§ What is asked: Print all of the lines exactly. Any picture among them stays out.

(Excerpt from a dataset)
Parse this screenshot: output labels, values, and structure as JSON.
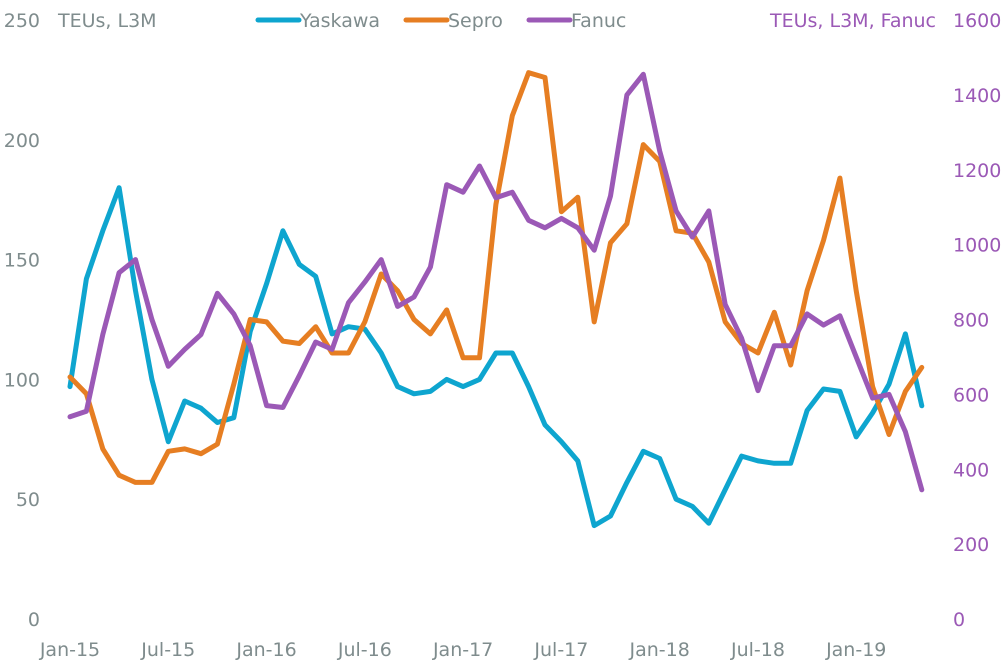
{
  "chart_data": {
    "type": "line",
    "title": "",
    "left_axis": {
      "label": "TEUs, L3M",
      "range": [
        0,
        250
      ],
      "ticks": [
        "0",
        "50",
        "100",
        "150",
        "200",
        "250"
      ],
      "tick_values": [
        0,
        50,
        100,
        150,
        200,
        250
      ]
    },
    "right_axis": {
      "label": "TEUs, L3M, Fanuc",
      "range": [
        0,
        1600
      ],
      "ticks": [
        "0",
        "200",
        "400",
        "600",
        "800",
        "1000",
        "1200",
        "1400",
        "1600"
      ],
      "tick_values": [
        0,
        200,
        400,
        600,
        800,
        1000,
        1200,
        1400,
        1600
      ],
      "color": "#9b59b6"
    },
    "x_ticks": [
      "Jan-15",
      "Jul-15",
      "Jan-16",
      "Jul-16",
      "Jan-17",
      "Jul-17",
      "Jan-18",
      "Jul-18",
      "Jan-19"
    ],
    "x_tick_month_index": [
      0,
      6,
      12,
      18,
      24,
      30,
      36,
      42,
      48
    ],
    "x_start": "Jan-15",
    "x_frequency": "monthly",
    "grid": false,
    "legend_position": "top-center",
    "series": [
      {
        "name": "Yaskawa",
        "axis": "left",
        "color": "#0ea5cf",
        "values": [
          97,
          142,
          162,
          180,
          137,
          100,
          74,
          91,
          88,
          82,
          84,
          120,
          140,
          162,
          148,
          143,
          119,
          122,
          121,
          111,
          97,
          94,
          95,
          100,
          97,
          100,
          111,
          111,
          97,
          81,
          74,
          66,
          39,
          43,
          57,
          70,
          67,
          50,
          47,
          40,
          54,
          68,
          66,
          65,
          65,
          87,
          96,
          95,
          76,
          86,
          98,
          119,
          89
        ]
      },
      {
        "name": "Sepro",
        "axis": "left",
        "color": "#e67e22",
        "values": [
          101,
          94,
          71,
          60,
          57,
          57,
          70,
          71,
          69,
          73,
          98,
          125,
          124,
          116,
          115,
          122,
          111,
          111,
          124,
          144,
          137,
          125,
          119,
          129,
          109,
          109,
          173,
          210,
          228,
          226,
          170,
          176,
          124,
          157,
          165,
          198,
          191,
          162,
          161,
          149,
          124,
          115,
          111,
          128,
          106,
          137,
          158,
          184,
          137,
          97,
          77,
          95,
          105
        ]
      },
      {
        "name": "Fanuc",
        "axis": "right",
        "color": "#9b59b6",
        "values": [
          540,
          555,
          760,
          925,
          960,
          800,
          675,
          720,
          760,
          870,
          815,
          730,
          570,
          565,
          650,
          740,
          720,
          845,
          900,
          960,
          835,
          860,
          940,
          1160,
          1140,
          1210,
          1125,
          1140,
          1065,
          1045,
          1070,
          1045,
          985,
          1130,
          1400,
          1455,
          1250,
          1090,
          1020,
          1090,
          840,
          750,
          610,
          730,
          730,
          815,
          785,
          810,
          700,
          590,
          600,
          500,
          345
        ]
      }
    ]
  },
  "colors": {
    "text": "#7f8c8d",
    "right_axis_text": "#9b59b6"
  }
}
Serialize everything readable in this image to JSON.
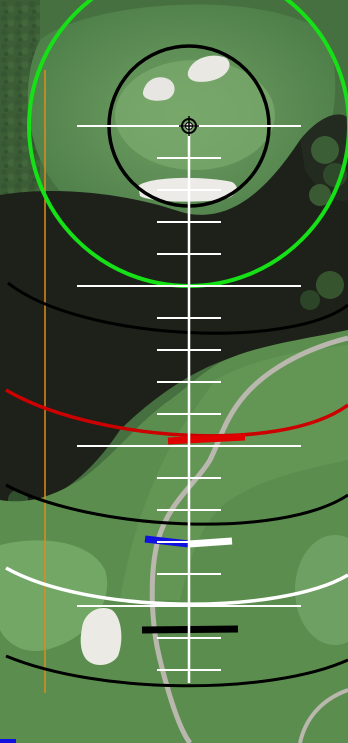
{
  "map": {
    "view": "satellite",
    "subject": "golf-hole-overhead",
    "overlay": {
      "target_marker": "crosshair",
      "aim_line": "vertical-center",
      "colors": {
        "green_circle": "#16e016",
        "inner_circle": "#000000",
        "distance_arc_red": "#cc0000",
        "distance_arc_white": "#ffffff",
        "distance_arc_black": "#000000",
        "landing_marker_red": "#e00000",
        "landing_marker_blue": "#1010e0",
        "reference_line_orange": "#e08a1e",
        "ruler": "#ffffff"
      }
    }
  }
}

§ Task output:
Parse this screenshot: output labels, values, and structure as JSON.
{
  "chart_data": {
    "type": "line",
    "title": "",
    "left_axis": {
      "label": "TEUs, L3M",
      "range": [
        0,
        250
      ],
      "ticks": [
        "0",
        "50",
        "100",
        "150",
        "200",
        "250"
      ],
      "tick_values": [
        0,
        50,
        100,
        150,
        200,
        250
      ]
    },
    "right_axis": {
      "label": "TEUs, L3M, Fanuc",
      "range": [
        0,
        1600
      ],
      "ticks": [
        "0",
        "200",
        "400",
        "600",
        "800",
        "1000",
        "1200",
        "1400",
        "1600"
      ],
      "tick_values": [
        0,
        200,
        400,
        600,
        800,
        1000,
        1200,
        1400,
        1600
      ],
      "color": "#9b59b6"
    },
    "x_ticks": [
      "Jan-15",
      "Jul-15",
      "Jan-16",
      "Jul-16",
      "Jan-17",
      "Jul-17",
      "Jan-18",
      "Jul-18",
      "Jan-19"
    ],
    "x_tick_month_index": [
      0,
      6,
      12,
      18,
      24,
      30,
      36,
      42,
      48
    ],
    "x_start": "Jan-15",
    "x_frequency": "monthly",
    "grid": false,
    "legend_position": "top-center",
    "series": [
      {
        "name": "Yaskawa",
        "axis": "left",
        "color": "#0ea5cf",
        "values": [
          97,
          142,
          162,
          180,
          137,
          100,
          74,
          91,
          88,
          82,
          84,
          120,
          140,
          162,
          148,
          143,
          119,
          122,
          121,
          111,
          97,
          94,
          95,
          100,
          97,
          100,
          111,
          111,
          97,
          81,
          74,
          66,
          39,
          43,
          57,
          70,
          67,
          50,
          47,
          40,
          54,
          68,
          66,
          65,
          65,
          87,
          96,
          95,
          76,
          86,
          98,
          119,
          89
        ]
      },
      {
        "name": "Sepro",
        "axis": "left",
        "color": "#e67e22",
        "values": [
          101,
          94,
          71,
          60,
          57,
          57,
          70,
          71,
          69,
          73,
          98,
          125,
          124,
          116,
          115,
          122,
          111,
          111,
          124,
          144,
          137,
          125,
          119,
          129,
          109,
          109,
          173,
          210,
          228,
          226,
          170,
          176,
          124,
          157,
          165,
          198,
          191,
          162,
          161,
          149,
          124,
          115,
          111,
          128,
          106,
          137,
          158,
          184,
          137,
          97,
          77,
          95,
          105
        ]
      },
      {
        "name": "Fanuc",
        "axis": "right",
        "color": "#9b59b6",
        "values": [
          540,
          555,
          760,
          925,
          960,
          800,
          675,
          720,
          760,
          870,
          815,
          730,
          570,
          565,
          650,
          740,
          720,
          845,
          900,
          960,
          835,
          860,
          940,
          1160,
          1140,
          1210,
          1125,
          1140,
          1065,
          1045,
          1070,
          1045,
          985,
          1130,
          1400,
          1455,
          1250,
          1090,
          1020,
          1090,
          840,
          750,
          610,
          730,
          730,
          815,
          785,
          810,
          700,
          590,
          600,
          500,
          345
        ]
      }
    ]
  },
  "colors": {
    "text": "#7f8c8d",
    "right_axis_text": "#9b59b6"
  }
}
Serialize everything readable in this image to JSON.
{
  "map": {
    "view": "satellite",
    "subject": "golf-hole-overhead",
    "overlay": {
      "target_marker": "crosshair",
      "aim_line": "vertical-center",
      "colors": {
        "green_circle": "#16e016",
        "inner_circle": "#000000",
        "distance_arc_red": "#cc0000",
        "distance_arc_white": "#ffffff",
        "distance_arc_black": "#000000",
        "landing_marker_red": "#e00000",
        "landing_marker_blue": "#1010e0",
        "reference_line_orange": "#e08a1e",
        "ruler": "#ffffff"
      }
    }
  }
}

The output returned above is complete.